(Figure content listings)
** Start **

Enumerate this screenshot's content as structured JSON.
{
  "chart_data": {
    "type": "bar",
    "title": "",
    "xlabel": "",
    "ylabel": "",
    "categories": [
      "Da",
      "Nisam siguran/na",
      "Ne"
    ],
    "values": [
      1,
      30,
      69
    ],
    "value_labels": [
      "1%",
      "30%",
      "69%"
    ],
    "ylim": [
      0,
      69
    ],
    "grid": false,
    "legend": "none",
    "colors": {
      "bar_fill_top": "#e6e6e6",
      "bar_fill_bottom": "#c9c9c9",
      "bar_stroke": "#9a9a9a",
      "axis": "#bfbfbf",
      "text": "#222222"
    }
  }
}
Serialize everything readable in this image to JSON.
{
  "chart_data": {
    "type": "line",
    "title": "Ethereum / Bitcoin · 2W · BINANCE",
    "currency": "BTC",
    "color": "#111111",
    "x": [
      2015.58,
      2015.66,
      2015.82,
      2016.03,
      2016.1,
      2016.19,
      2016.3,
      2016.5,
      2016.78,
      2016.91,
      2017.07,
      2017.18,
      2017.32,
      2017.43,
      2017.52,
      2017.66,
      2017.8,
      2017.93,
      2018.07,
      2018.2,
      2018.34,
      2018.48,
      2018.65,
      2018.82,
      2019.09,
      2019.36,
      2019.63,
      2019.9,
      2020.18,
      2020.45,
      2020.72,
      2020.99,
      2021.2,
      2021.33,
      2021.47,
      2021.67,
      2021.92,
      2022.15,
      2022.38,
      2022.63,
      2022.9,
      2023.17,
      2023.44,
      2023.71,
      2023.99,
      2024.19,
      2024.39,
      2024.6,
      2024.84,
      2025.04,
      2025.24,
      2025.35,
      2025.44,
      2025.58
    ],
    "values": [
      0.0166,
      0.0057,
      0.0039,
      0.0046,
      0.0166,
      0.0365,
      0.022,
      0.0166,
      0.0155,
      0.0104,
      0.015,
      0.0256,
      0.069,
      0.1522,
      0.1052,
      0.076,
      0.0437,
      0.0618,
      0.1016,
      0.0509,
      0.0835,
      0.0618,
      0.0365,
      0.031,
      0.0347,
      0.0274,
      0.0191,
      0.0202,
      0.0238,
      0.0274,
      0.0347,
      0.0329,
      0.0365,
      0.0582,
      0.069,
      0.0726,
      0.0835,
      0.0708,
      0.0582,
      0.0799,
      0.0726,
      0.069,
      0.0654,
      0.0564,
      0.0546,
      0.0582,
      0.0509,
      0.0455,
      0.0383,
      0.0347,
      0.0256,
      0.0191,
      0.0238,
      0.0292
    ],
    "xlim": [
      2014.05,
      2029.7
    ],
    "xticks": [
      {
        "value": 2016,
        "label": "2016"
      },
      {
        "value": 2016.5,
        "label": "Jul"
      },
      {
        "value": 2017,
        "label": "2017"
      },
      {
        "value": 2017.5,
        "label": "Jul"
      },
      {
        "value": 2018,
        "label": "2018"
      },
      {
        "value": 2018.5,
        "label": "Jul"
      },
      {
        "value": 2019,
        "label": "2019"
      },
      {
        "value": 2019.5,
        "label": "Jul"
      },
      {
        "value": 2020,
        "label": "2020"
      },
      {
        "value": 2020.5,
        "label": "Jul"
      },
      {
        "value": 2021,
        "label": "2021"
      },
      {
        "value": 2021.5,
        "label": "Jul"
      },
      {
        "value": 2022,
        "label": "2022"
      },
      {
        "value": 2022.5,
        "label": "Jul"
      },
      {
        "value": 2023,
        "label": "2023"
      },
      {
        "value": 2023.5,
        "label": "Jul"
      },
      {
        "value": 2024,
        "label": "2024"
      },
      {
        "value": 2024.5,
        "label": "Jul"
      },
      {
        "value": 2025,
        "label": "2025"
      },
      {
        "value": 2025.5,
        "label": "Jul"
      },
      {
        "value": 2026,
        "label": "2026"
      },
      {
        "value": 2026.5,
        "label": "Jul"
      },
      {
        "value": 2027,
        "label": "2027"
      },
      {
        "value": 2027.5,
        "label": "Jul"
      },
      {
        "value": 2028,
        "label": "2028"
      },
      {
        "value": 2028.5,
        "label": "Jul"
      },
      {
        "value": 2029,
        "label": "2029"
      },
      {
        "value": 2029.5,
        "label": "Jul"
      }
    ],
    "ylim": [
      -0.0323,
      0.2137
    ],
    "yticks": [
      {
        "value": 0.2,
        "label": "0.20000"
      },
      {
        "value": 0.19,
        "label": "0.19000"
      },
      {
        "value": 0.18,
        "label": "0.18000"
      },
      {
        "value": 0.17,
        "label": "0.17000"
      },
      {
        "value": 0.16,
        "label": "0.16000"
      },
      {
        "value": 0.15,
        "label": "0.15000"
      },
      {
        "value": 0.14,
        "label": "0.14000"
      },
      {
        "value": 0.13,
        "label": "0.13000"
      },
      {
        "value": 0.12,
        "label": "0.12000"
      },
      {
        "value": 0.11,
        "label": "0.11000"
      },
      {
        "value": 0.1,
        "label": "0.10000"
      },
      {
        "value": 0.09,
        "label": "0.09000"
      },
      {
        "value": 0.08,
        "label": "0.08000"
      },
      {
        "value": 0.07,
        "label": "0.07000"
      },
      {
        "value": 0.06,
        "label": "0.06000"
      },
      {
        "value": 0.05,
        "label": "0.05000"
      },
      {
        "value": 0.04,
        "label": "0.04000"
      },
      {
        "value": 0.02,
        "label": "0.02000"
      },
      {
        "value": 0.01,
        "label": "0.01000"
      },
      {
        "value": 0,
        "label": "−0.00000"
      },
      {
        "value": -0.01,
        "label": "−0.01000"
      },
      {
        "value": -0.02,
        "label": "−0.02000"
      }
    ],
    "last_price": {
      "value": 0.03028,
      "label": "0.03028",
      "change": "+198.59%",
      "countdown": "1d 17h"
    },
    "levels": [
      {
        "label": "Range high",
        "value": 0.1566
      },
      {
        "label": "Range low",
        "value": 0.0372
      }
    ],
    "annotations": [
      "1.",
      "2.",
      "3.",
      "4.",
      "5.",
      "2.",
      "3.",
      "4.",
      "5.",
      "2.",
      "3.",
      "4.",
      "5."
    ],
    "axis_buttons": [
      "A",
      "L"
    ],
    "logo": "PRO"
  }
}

** End **
** Start **

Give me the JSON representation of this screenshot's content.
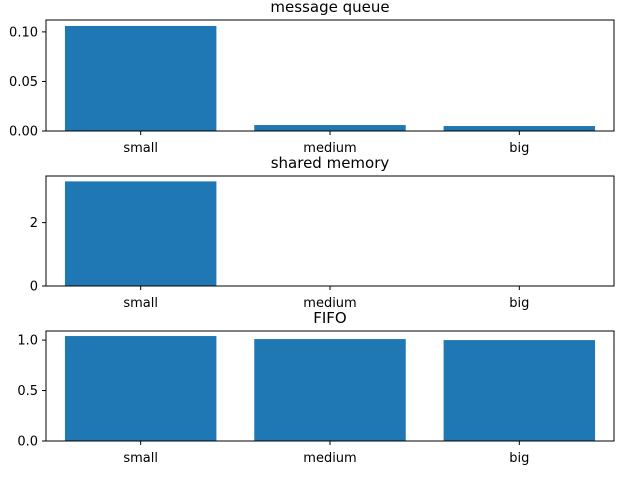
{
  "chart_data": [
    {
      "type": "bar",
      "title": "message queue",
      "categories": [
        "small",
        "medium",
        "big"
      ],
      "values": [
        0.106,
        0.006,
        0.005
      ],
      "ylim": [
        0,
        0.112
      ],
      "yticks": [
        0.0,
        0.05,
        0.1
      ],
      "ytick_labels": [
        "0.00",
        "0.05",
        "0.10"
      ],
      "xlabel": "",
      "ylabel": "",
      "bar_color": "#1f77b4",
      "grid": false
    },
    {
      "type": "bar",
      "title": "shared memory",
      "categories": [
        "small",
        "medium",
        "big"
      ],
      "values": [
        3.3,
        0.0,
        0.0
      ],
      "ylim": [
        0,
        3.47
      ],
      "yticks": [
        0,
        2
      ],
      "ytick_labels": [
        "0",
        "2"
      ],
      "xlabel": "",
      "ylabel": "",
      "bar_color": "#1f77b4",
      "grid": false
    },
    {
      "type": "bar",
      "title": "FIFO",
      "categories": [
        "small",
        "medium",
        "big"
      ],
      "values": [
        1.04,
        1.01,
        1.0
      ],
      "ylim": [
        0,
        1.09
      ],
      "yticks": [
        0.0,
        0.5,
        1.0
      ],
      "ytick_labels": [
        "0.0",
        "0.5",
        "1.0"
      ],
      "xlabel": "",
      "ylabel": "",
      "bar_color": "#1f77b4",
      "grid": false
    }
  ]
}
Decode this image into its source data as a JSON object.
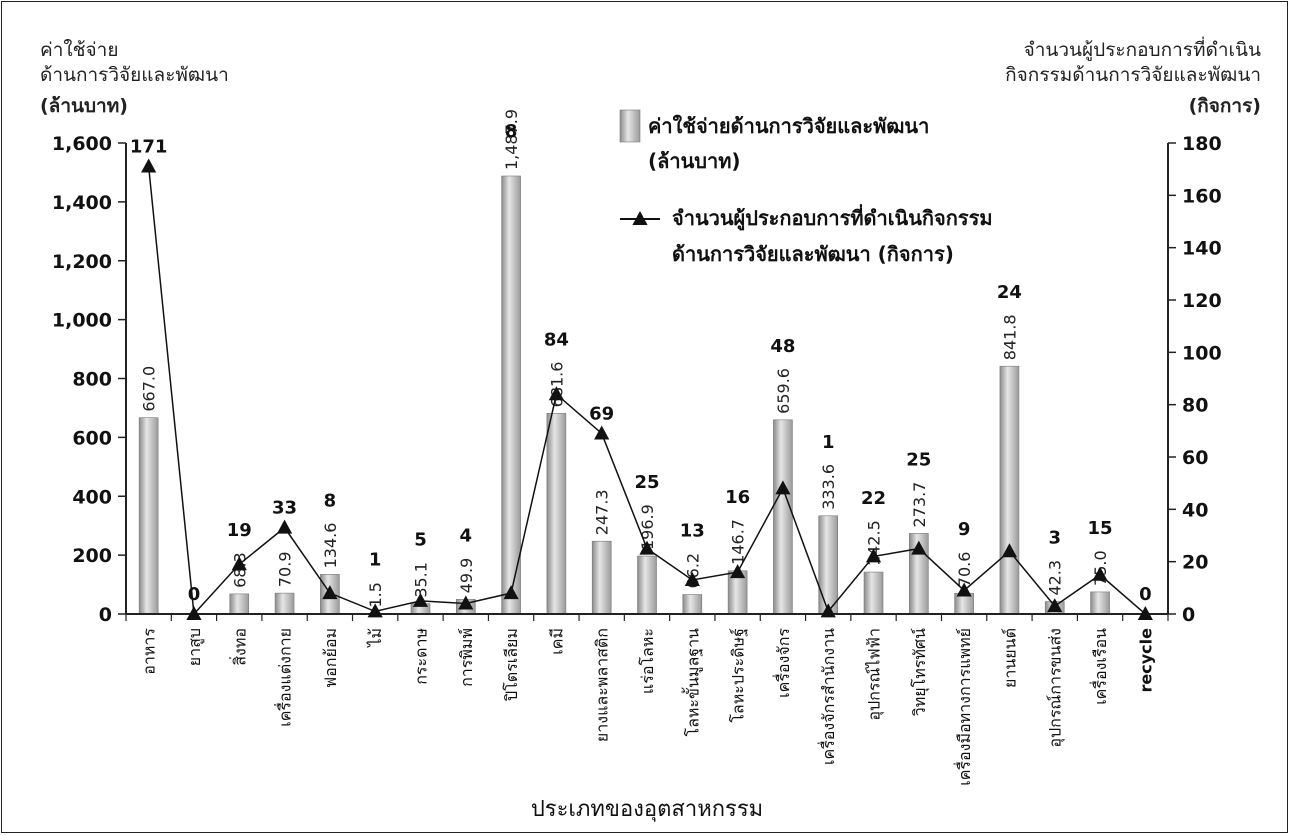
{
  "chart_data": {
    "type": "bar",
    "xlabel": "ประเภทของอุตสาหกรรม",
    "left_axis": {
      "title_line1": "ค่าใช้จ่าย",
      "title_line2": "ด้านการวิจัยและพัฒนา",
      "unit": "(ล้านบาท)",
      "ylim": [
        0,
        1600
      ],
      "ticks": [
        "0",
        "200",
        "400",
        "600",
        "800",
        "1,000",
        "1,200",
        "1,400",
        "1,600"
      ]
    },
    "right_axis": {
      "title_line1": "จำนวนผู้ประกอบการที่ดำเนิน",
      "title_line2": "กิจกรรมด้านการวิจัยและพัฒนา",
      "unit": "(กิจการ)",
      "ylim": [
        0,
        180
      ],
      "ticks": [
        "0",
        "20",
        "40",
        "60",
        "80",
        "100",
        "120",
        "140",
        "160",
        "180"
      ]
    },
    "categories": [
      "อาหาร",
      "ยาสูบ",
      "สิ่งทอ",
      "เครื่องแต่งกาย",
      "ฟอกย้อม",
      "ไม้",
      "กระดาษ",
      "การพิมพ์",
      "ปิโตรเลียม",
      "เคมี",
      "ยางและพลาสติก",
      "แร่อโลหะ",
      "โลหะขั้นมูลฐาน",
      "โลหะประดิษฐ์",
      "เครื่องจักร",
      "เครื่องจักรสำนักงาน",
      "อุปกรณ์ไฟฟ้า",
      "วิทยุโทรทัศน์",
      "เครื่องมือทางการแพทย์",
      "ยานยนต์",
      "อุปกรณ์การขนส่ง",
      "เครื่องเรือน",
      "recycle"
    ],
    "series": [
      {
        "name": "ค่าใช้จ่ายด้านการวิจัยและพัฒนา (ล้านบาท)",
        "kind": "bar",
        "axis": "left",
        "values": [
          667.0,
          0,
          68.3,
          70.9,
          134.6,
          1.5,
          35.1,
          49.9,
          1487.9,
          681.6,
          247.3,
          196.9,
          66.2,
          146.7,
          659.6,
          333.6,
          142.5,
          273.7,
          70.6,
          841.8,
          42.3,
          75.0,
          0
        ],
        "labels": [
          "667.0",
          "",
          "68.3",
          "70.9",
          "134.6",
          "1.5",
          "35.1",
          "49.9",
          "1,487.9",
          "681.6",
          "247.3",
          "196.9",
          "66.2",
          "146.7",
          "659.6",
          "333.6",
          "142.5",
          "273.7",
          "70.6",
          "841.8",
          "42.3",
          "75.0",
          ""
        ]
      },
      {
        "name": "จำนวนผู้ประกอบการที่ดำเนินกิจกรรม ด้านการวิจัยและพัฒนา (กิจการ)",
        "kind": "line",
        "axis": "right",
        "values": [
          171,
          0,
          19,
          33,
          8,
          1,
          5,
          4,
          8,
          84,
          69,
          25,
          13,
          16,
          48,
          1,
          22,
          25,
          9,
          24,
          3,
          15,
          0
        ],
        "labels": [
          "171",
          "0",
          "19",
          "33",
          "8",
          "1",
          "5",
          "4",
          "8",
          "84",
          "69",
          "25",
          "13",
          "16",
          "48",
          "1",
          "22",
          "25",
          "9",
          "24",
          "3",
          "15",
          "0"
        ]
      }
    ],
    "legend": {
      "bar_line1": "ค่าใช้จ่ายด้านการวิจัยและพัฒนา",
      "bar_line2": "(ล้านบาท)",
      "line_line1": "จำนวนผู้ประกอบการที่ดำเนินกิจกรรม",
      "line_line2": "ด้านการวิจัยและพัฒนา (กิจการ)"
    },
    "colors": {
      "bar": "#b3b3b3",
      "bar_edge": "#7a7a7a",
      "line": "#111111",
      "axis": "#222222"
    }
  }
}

** End **

Direction >> Extract from the material all lines containing the string "image".

Exercise result >>
Serialize everything readable in this image to JSON.
Decode this image into its source data as a JSON object.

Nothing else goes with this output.